** BEGIN EXERCISE DATA **

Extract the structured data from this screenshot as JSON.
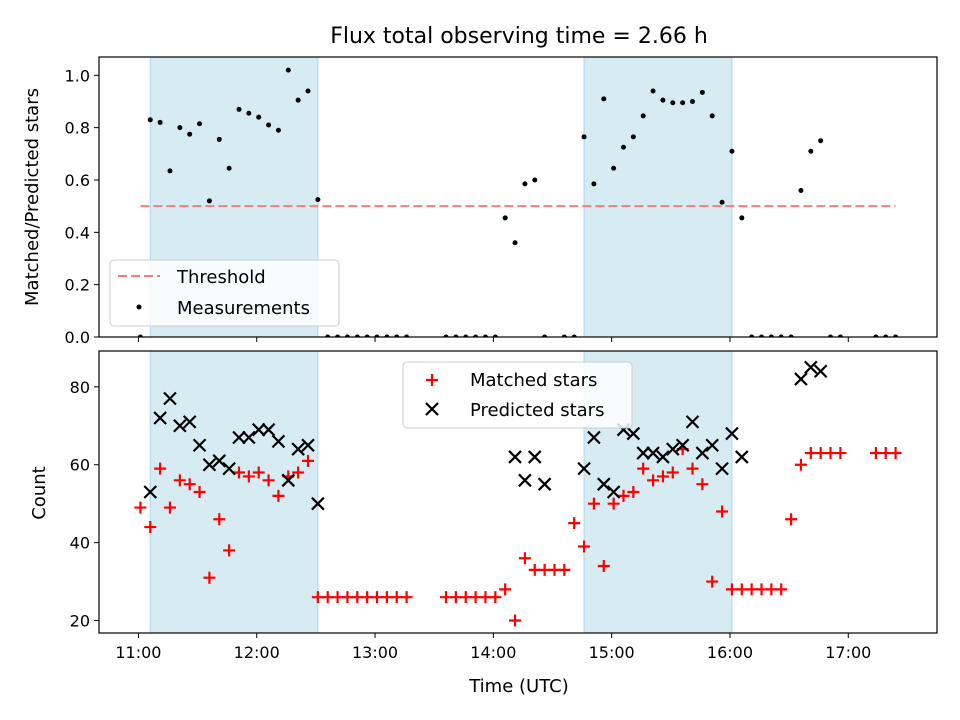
{
  "figure": {
    "title": "Flux total observing time = 2.66 h",
    "xlabel": "Time (UTC)"
  },
  "chart_data": [
    {
      "type": "scatter",
      "ylabel": "Matched/Predicted stars",
      "xlim": [
        "10:40",
        "17:45"
      ],
      "ylim": [
        0,
        1.07
      ],
      "x_ticks": [
        "11:00",
        "12:00",
        "13:00",
        "14:00",
        "15:00",
        "16:00",
        "17:00"
      ],
      "y_ticks": [
        "0.0",
        "0.2",
        "0.4",
        "0.6",
        "0.8",
        "1.0"
      ],
      "shaded_intervals": [
        [
          "11:06",
          "12:31"
        ],
        [
          "14:46",
          "16:01"
        ]
      ],
      "threshold": {
        "name": "Threshold",
        "value": 0.5,
        "x_range": [
          "11:01",
          "17:24"
        ],
        "color": "#f08080",
        "style": "dashed"
      },
      "legend": {
        "placement": "lower-left"
      },
      "series": [
        {
          "name": "Measurements",
          "color": "#000000",
          "x": [
            "11:01",
            "11:06",
            "11:11",
            "11:16",
            "11:21",
            "11:26",
            "11:31",
            "11:36",
            "11:41",
            "11:46",
            "11:51",
            "11:56",
            "12:01",
            "12:06",
            "12:11",
            "12:16",
            "12:21",
            "12:26",
            "12:31",
            "12:36",
            "12:41",
            "12:46",
            "12:51",
            "12:56",
            "13:01",
            "13:06",
            "13:11",
            "13:16",
            "13:36",
            "13:41",
            "13:46",
            "13:51",
            "13:56",
            "14:01",
            "14:06",
            "14:11",
            "14:16",
            "14:21",
            "14:26",
            "14:36",
            "14:41",
            "14:46",
            "14:51",
            "14:56",
            "15:01",
            "15:06",
            "15:11",
            "15:16",
            "15:21",
            "15:26",
            "15:31",
            "15:36",
            "15:41",
            "15:46",
            "15:51",
            "15:56",
            "16:01",
            "16:06",
            "16:11",
            "16:16",
            "16:21",
            "16:26",
            "16:31",
            "16:36",
            "16:41",
            "16:46",
            "16:51",
            "16:56",
            "17:14",
            "17:19",
            "17:24"
          ],
          "y": [
            0.0,
            0.83,
            0.82,
            0.635,
            0.8,
            0.775,
            0.815,
            0.52,
            0.755,
            0.645,
            0.87,
            0.855,
            0.84,
            0.81,
            0.79,
            1.02,
            0.905,
            0.94,
            0.525,
            0.0,
            0.0,
            0.0,
            0.0,
            0.0,
            0.0,
            0.0,
            0.0,
            0.0,
            0.0,
            0.0,
            0.0,
            0.0,
            0.0,
            0.0,
            0.455,
            0.36,
            0.585,
            0.6,
            0.0,
            0.0,
            0.0,
            0.765,
            0.585,
            0.91,
            0.645,
            0.725,
            0.765,
            0.845,
            0.94,
            0.905,
            0.895,
            0.895,
            0.9,
            0.935,
            0.845,
            0.515,
            0.71,
            0.455,
            0.0,
            0.0,
            0.0,
            0.0,
            0.0,
            0.56,
            0.71,
            0.75,
            0.0,
            0.0,
            0.0,
            0.0,
            0.0
          ]
        }
      ]
    },
    {
      "type": "scatter",
      "ylabel": "Count",
      "xlim": [
        "10:40",
        "17:45"
      ],
      "ylim": [
        16.8,
        89.2
      ],
      "x_ticks": [
        "11:00",
        "12:00",
        "13:00",
        "14:00",
        "15:00",
        "16:00",
        "17:00"
      ],
      "y_ticks": [
        "20",
        "40",
        "60",
        "80"
      ],
      "shaded_intervals": [
        [
          "11:06",
          "12:31"
        ],
        [
          "14:46",
          "16:01"
        ]
      ],
      "legend": {
        "placement": "upper-center"
      },
      "series": [
        {
          "name": "Matched stars",
          "marker": "+",
          "color": "#ff0000",
          "x": [
            "11:01",
            "11:06",
            "11:11",
            "11:16",
            "11:21",
            "11:26",
            "11:31",
            "11:36",
            "11:41",
            "11:46",
            "11:51",
            "11:56",
            "12:01",
            "12:06",
            "12:11",
            "12:16",
            "12:21",
            "12:26",
            "12:31",
            "12:36",
            "12:41",
            "12:46",
            "12:51",
            "12:56",
            "13:01",
            "13:06",
            "13:11",
            "13:16",
            "13:36",
            "13:41",
            "13:46",
            "13:51",
            "13:56",
            "14:01",
            "14:06",
            "14:11",
            "14:16",
            "14:21",
            "14:26",
            "14:31",
            "14:36",
            "14:41",
            "14:46",
            "14:51",
            "14:56",
            "15:01",
            "15:06",
            "15:11",
            "15:16",
            "15:21",
            "15:26",
            "15:31",
            "15:36",
            "15:41",
            "15:46",
            "15:51",
            "15:56",
            "16:01",
            "16:06",
            "16:11",
            "16:16",
            "16:21",
            "16:26",
            "16:31",
            "16:36",
            "16:41",
            "16:46",
            "16:51",
            "16:56",
            "17:14",
            "17:19",
            "17:24"
          ],
          "y": [
            49,
            44,
            59,
            49,
            56,
            55,
            53,
            31,
            46,
            38,
            58,
            57,
            58,
            56,
            52,
            57,
            58,
            61,
            26,
            26,
            26,
            26,
            26,
            26,
            26,
            26,
            26,
            26,
            26,
            26,
            26,
            26,
            26,
            26,
            28,
            20,
            36,
            33,
            33,
            33,
            33,
            45,
            39,
            50,
            34,
            50,
            52,
            53,
            59,
            56,
            57,
            58,
            64,
            59,
            55,
            30,
            48,
            28,
            28,
            28,
            28,
            28,
            28,
            46,
            60,
            63,
            63,
            63,
            63,
            63,
            63,
            63
          ]
        },
        {
          "name": "Predicted stars",
          "marker": "x",
          "color": "#000000",
          "x": [
            "11:06",
            "11:11",
            "11:16",
            "11:21",
            "11:26",
            "11:31",
            "11:36",
            "11:41",
            "11:46",
            "11:51",
            "11:56",
            "12:01",
            "12:06",
            "12:11",
            "12:16",
            "12:21",
            "12:26",
            "12:31",
            "14:11",
            "14:16",
            "14:21",
            "14:26",
            "14:46",
            "14:51",
            "14:56",
            "15:01",
            "15:06",
            "15:11",
            "15:16",
            "15:21",
            "15:26",
            "15:31",
            "15:36",
            "15:41",
            "15:46",
            "15:51",
            "15:56",
            "16:01",
            "16:06",
            "16:36",
            "16:41",
            "16:46"
          ],
          "y": [
            53,
            72,
            77,
            70,
            71,
            65,
            60,
            61,
            59,
            67,
            67,
            69,
            69,
            66,
            56,
            64,
            65,
            50,
            62,
            56,
            62,
            55,
            59,
            67,
            55,
            53,
            69,
            68,
            63,
            63,
            62,
            64,
            65,
            71,
            63,
            65,
            59,
            68,
            62,
            82,
            85,
            84
          ]
        }
      ]
    }
  ]
}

** END EXERCISE DATA **

GOAL OF THE EXERCISE
Quote the full listing above word for word; exclude every picture from the copy.

PROBLEM SOLUTION
Extract the structured data from this screenshot as JSON.
{
  "figure": {
    "title": "Flux total observing time = 2.66 h",
    "xlabel": "Time (UTC)"
  },
  "chart_data": [
    {
      "type": "scatter",
      "ylabel": "Matched/Predicted stars",
      "xlim": [
        "10:40",
        "17:45"
      ],
      "ylim": [
        0,
        1.07
      ],
      "x_ticks": [
        "11:00",
        "12:00",
        "13:00",
        "14:00",
        "15:00",
        "16:00",
        "17:00"
      ],
      "y_ticks": [
        "0.0",
        "0.2",
        "0.4",
        "0.6",
        "0.8",
        "1.0"
      ],
      "shaded_intervals": [
        [
          "11:06",
          "12:31"
        ],
        [
          "14:46",
          "16:01"
        ]
      ],
      "threshold": {
        "name": "Threshold",
        "value": 0.5,
        "x_range": [
          "11:01",
          "17:24"
        ],
        "color": "#f08080",
        "style": "dashed"
      },
      "legend": {
        "placement": "lower-left"
      },
      "series": [
        {
          "name": "Measurements",
          "color": "#000000",
          "x": [
            "11:01",
            "11:06",
            "11:11",
            "11:16",
            "11:21",
            "11:26",
            "11:31",
            "11:36",
            "11:41",
            "11:46",
            "11:51",
            "11:56",
            "12:01",
            "12:06",
            "12:11",
            "12:16",
            "12:21",
            "12:26",
            "12:31",
            "12:36",
            "12:41",
            "12:46",
            "12:51",
            "12:56",
            "13:01",
            "13:06",
            "13:11",
            "13:16",
            "13:36",
            "13:41",
            "13:46",
            "13:51",
            "13:56",
            "14:01",
            "14:06",
            "14:11",
            "14:16",
            "14:21",
            "14:26",
            "14:36",
            "14:41",
            "14:46",
            "14:51",
            "14:56",
            "15:01",
            "15:06",
            "15:11",
            "15:16",
            "15:21",
            "15:26",
            "15:31",
            "15:36",
            "15:41",
            "15:46",
            "15:51",
            "15:56",
            "16:01",
            "16:06",
            "16:11",
            "16:16",
            "16:21",
            "16:26",
            "16:31",
            "16:36",
            "16:41",
            "16:46",
            "16:51",
            "16:56",
            "17:14",
            "17:19",
            "17:24"
          ],
          "y": [
            0.0,
            0.83,
            0.82,
            0.635,
            0.8,
            0.775,
            0.815,
            0.52,
            0.755,
            0.645,
            0.87,
            0.855,
            0.84,
            0.81,
            0.79,
            1.02,
            0.905,
            0.94,
            0.525,
            0.0,
            0.0,
            0.0,
            0.0,
            0.0,
            0.0,
            0.0,
            0.0,
            0.0,
            0.0,
            0.0,
            0.0,
            0.0,
            0.0,
            0.0,
            0.455,
            0.36,
            0.585,
            0.6,
            0.0,
            0.0,
            0.0,
            0.765,
            0.585,
            0.91,
            0.645,
            0.725,
            0.765,
            0.845,
            0.94,
            0.905,
            0.895,
            0.895,
            0.9,
            0.935,
            0.845,
            0.515,
            0.71,
            0.455,
            0.0,
            0.0,
            0.0,
            0.0,
            0.0,
            0.56,
            0.71,
            0.75,
            0.0,
            0.0,
            0.0,
            0.0,
            0.0
          ]
        }
      ]
    },
    {
      "type": "scatter",
      "ylabel": "Count",
      "xlim": [
        "10:40",
        "17:45"
      ],
      "ylim": [
        16.8,
        89.2
      ],
      "x_ticks": [
        "11:00",
        "12:00",
        "13:00",
        "14:00",
        "15:00",
        "16:00",
        "17:00"
      ],
      "y_ticks": [
        "20",
        "40",
        "60",
        "80"
      ],
      "shaded_intervals": [
        [
          "11:06",
          "12:31"
        ],
        [
          "14:46",
          "16:01"
        ]
      ],
      "legend": {
        "placement": "upper-center"
      },
      "series": [
        {
          "name": "Matched stars",
          "marker": "+",
          "color": "#ff0000",
          "x": [
            "11:01",
            "11:06",
            "11:11",
            "11:16",
            "11:21",
            "11:26",
            "11:31",
            "11:36",
            "11:41",
            "11:46",
            "11:51",
            "11:56",
            "12:01",
            "12:06",
            "12:11",
            "12:16",
            "12:21",
            "12:26",
            "12:31",
            "12:36",
            "12:41",
            "12:46",
            "12:51",
            "12:56",
            "13:01",
            "13:06",
            "13:11",
            "13:16",
            "13:36",
            "13:41",
            "13:46",
            "13:51",
            "13:56",
            "14:01",
            "14:06",
            "14:11",
            "14:16",
            "14:21",
            "14:26",
            "14:31",
            "14:36",
            "14:41",
            "14:46",
            "14:51",
            "14:56",
            "15:01",
            "15:06",
            "15:11",
            "15:16",
            "15:21",
            "15:26",
            "15:31",
            "15:36",
            "15:41",
            "15:46",
            "15:51",
            "15:56",
            "16:01",
            "16:06",
            "16:11",
            "16:16",
            "16:21",
            "16:26",
            "16:31",
            "16:36",
            "16:41",
            "16:46",
            "16:51",
            "16:56",
            "17:14",
            "17:19",
            "17:24"
          ],
          "y": [
            49,
            44,
            59,
            49,
            56,
            55,
            53,
            31,
            46,
            38,
            58,
            57,
            58,
            56,
            52,
            57,
            58,
            61,
            26,
            26,
            26,
            26,
            26,
            26,
            26,
            26,
            26,
            26,
            26,
            26,
            26,
            26,
            26,
            26,
            28,
            20,
            36,
            33,
            33,
            33,
            33,
            45,
            39,
            50,
            34,
            50,
            52,
            53,
            59,
            56,
            57,
            58,
            64,
            59,
            55,
            30,
            48,
            28,
            28,
            28,
            28,
            28,
            28,
            46,
            60,
            63,
            63,
            63,
            63,
            63,
            63,
            63
          ]
        },
        {
          "name": "Predicted stars",
          "marker": "x",
          "color": "#000000",
          "x": [
            "11:06",
            "11:11",
            "11:16",
            "11:21",
            "11:26",
            "11:31",
            "11:36",
            "11:41",
            "11:46",
            "11:51",
            "11:56",
            "12:01",
            "12:06",
            "12:11",
            "12:16",
            "12:21",
            "12:26",
            "12:31",
            "14:11",
            "14:16",
            "14:21",
            "14:26",
            "14:46",
            "14:51",
            "14:56",
            "15:01",
            "15:06",
            "15:11",
            "15:16",
            "15:21",
            "15:26",
            "15:31",
            "15:36",
            "15:41",
            "15:46",
            "15:51",
            "15:56",
            "16:01",
            "16:06",
            "16:36",
            "16:41",
            "16:46"
          ],
          "y": [
            53,
            72,
            77,
            70,
            71,
            65,
            60,
            61,
            59,
            67,
            67,
            69,
            69,
            66,
            56,
            64,
            65,
            50,
            62,
            56,
            62,
            55,
            59,
            67,
            55,
            53,
            69,
            68,
            63,
            63,
            62,
            64,
            65,
            71,
            63,
            65,
            59,
            68,
            62,
            82,
            85,
            84
          ]
        }
      ]
    }
  ]
}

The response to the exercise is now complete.